Retype the records below exactly as they appear.
— BEGIN Supplied records —
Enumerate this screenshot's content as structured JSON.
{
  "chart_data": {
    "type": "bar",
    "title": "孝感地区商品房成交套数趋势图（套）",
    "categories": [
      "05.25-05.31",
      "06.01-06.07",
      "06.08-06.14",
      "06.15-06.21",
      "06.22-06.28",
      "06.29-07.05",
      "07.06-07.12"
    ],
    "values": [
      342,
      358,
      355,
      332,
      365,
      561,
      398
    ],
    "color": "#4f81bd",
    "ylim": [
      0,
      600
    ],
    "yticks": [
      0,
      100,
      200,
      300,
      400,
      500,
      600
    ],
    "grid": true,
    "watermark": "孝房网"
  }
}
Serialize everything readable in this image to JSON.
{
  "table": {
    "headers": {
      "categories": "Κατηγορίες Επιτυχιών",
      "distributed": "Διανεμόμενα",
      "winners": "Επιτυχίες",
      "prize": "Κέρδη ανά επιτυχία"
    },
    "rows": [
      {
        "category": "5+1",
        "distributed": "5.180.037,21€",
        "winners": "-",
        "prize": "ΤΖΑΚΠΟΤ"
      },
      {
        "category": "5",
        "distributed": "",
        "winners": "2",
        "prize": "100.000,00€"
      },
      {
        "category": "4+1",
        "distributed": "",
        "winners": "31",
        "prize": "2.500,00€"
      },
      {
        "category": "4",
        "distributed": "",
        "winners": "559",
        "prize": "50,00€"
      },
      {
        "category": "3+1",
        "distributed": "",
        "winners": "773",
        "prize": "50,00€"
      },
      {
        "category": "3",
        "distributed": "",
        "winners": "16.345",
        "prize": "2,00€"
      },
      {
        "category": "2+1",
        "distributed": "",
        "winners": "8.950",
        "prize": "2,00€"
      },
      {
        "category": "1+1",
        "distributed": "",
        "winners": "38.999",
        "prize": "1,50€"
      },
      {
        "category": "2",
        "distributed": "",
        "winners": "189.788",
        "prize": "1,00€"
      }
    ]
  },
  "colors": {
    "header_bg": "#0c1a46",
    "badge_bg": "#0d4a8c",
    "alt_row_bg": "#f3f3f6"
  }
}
— END Supplied records —
### Response to the task
Enumerate this screenshot's content as structured JSON.
{
  "chart_data": {
    "type": "bar",
    "title": "孝感地区商品房成交套数趋势图（套）",
    "categories": [
      "05.25-05.31",
      "06.01-06.07",
      "06.08-06.14",
      "06.15-06.21",
      "06.22-06.28",
      "06.29-07.05",
      "07.06-07.12"
    ],
    "values": [
      342,
      358,
      355,
      332,
      365,
      561,
      398
    ],
    "color": "#4f81bd",
    "ylim": [
      0,
      600
    ],
    "yticks": [
      0,
      100,
      200,
      300,
      400,
      500,
      600
    ],
    "grid": true,
    "watermark": "孝房网"
  }
}
Serialize everything readable in this image to JSON.
{
  "table": {
    "headers": {
      "categories": "Κατηγορίες Επιτυχιών",
      "distributed": "Διανεμόμενα",
      "winners": "Επιτυχίες",
      "prize": "Κέρδη ανά επιτυχία"
    },
    "rows": [
      {
        "category": "5+1",
        "distributed": "5.180.037,21€",
        "winners": "-",
        "prize": "ΤΖΑΚΠΟΤ"
      },
      {
        "category": "5",
        "distributed": "",
        "winners": "2",
        "prize": "100.000,00€"
      },
      {
        "category": "4+1",
        "distributed": "",
        "winners": "31",
        "prize": "2.500,00€"
      },
      {
        "category": "4",
        "distributed": "",
        "winners": "559",
        "prize": "50,00€"
      },
      {
        "category": "3+1",
        "distributed": "",
        "winners": "773",
        "prize": "50,00€"
      },
      {
        "category": "3",
        "distributed": "",
        "winners": "16.345",
        "prize": "2,00€"
      },
      {
        "category": "2+1",
        "distributed": "",
        "winners": "8.950",
        "prize": "2,00€"
      },
      {
        "category": "1+1",
        "distributed": "",
        "winners": "38.999",
        "prize": "1,50€"
      },
      {
        "category": "2",
        "distributed": "",
        "winners": "189.788",
        "prize": "1,00€"
      }
    ]
  },
  "colors": {
    "header_bg": "#0c1a46",
    "badge_bg": "#0d4a8c",
    "alt_row_bg": "#f3f3f6"
  }
}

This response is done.